[Document transcription data]
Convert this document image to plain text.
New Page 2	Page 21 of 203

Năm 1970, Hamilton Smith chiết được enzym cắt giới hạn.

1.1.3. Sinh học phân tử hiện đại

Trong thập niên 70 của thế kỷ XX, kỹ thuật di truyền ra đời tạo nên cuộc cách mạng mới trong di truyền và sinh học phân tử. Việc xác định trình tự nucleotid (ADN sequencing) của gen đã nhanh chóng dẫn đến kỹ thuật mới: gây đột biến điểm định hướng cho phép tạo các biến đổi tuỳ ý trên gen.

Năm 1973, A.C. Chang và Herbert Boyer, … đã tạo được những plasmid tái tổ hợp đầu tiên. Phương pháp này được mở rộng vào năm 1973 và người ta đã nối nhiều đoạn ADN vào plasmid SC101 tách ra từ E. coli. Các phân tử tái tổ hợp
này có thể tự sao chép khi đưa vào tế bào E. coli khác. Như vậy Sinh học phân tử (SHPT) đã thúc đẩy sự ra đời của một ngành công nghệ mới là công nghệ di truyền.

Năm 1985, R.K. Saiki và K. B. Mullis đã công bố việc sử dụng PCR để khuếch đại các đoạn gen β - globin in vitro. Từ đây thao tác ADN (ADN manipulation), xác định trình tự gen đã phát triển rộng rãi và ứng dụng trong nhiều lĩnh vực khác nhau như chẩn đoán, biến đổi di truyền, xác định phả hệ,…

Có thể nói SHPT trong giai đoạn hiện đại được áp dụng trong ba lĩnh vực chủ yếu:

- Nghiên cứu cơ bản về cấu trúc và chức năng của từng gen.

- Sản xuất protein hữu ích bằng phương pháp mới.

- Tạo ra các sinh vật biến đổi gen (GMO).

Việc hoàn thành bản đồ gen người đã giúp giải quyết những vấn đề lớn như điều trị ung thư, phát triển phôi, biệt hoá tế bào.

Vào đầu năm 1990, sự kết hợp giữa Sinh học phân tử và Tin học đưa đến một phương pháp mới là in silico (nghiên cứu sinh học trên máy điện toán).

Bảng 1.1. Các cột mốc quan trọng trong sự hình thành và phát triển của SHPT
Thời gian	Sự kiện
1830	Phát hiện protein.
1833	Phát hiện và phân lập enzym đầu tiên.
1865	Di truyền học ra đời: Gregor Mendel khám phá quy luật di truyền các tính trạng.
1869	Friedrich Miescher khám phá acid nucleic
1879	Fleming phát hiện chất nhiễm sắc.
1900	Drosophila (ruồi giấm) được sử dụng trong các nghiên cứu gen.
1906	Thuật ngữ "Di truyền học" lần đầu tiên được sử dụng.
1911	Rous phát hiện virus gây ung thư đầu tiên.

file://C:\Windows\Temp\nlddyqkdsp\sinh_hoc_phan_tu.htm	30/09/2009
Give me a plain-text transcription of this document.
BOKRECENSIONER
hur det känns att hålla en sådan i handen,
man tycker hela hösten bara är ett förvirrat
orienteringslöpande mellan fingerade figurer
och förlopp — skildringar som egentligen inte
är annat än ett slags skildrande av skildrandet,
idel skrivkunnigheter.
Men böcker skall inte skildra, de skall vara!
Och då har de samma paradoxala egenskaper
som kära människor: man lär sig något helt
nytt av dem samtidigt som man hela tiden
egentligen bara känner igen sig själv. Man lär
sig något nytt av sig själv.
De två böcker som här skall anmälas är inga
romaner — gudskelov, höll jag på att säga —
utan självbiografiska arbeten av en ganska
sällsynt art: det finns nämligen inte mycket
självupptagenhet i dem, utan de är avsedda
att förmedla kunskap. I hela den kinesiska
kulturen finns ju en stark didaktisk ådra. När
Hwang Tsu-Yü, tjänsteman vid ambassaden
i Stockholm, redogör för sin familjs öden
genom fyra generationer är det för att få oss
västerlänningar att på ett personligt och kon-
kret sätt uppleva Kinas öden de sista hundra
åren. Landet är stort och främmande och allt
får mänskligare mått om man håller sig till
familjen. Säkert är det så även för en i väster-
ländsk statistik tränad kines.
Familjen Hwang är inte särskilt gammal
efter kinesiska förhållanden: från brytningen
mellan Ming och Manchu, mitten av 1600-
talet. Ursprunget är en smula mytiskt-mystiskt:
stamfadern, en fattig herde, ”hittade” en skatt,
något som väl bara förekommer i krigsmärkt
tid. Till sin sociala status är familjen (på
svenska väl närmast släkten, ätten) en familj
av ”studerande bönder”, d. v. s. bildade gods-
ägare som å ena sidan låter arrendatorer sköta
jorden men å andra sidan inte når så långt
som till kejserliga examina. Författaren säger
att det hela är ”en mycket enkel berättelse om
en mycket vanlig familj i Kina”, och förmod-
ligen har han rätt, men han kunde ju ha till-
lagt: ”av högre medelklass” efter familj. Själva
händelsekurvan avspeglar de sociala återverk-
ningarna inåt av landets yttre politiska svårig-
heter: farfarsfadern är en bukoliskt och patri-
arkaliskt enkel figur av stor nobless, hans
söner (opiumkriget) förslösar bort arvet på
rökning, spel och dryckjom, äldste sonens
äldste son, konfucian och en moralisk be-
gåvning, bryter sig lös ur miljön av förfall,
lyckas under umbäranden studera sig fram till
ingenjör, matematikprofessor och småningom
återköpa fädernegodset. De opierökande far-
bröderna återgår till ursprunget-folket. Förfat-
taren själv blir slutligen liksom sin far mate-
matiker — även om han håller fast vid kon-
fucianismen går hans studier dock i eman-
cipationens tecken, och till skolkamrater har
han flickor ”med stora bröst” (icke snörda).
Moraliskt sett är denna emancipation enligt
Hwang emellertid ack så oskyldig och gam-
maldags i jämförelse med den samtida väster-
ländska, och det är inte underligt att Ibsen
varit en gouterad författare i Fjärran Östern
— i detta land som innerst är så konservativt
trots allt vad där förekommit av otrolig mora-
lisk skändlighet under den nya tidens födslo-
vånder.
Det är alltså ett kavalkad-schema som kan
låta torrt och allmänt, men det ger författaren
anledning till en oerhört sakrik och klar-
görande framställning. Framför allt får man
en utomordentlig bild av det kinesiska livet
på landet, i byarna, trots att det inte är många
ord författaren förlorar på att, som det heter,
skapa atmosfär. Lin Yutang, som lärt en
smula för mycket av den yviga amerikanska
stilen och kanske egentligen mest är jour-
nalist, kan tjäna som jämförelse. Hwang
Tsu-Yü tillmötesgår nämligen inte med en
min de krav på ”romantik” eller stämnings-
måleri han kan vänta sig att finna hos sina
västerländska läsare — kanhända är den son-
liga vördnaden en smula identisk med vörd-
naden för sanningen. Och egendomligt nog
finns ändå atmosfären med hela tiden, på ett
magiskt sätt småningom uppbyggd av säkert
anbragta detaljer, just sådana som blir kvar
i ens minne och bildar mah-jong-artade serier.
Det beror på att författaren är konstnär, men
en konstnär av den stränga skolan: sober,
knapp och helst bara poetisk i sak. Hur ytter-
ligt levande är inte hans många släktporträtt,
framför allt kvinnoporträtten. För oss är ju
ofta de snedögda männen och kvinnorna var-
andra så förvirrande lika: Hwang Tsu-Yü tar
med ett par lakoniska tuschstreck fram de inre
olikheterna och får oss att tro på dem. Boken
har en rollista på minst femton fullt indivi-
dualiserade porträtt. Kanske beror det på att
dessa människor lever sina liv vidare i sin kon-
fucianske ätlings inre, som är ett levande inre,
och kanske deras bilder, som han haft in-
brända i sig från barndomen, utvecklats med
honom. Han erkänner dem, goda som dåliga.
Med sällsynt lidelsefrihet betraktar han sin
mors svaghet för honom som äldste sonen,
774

Problem to work on:
Determine how many lines in the records contain "även", and reply with the number only.

Exercise result:
2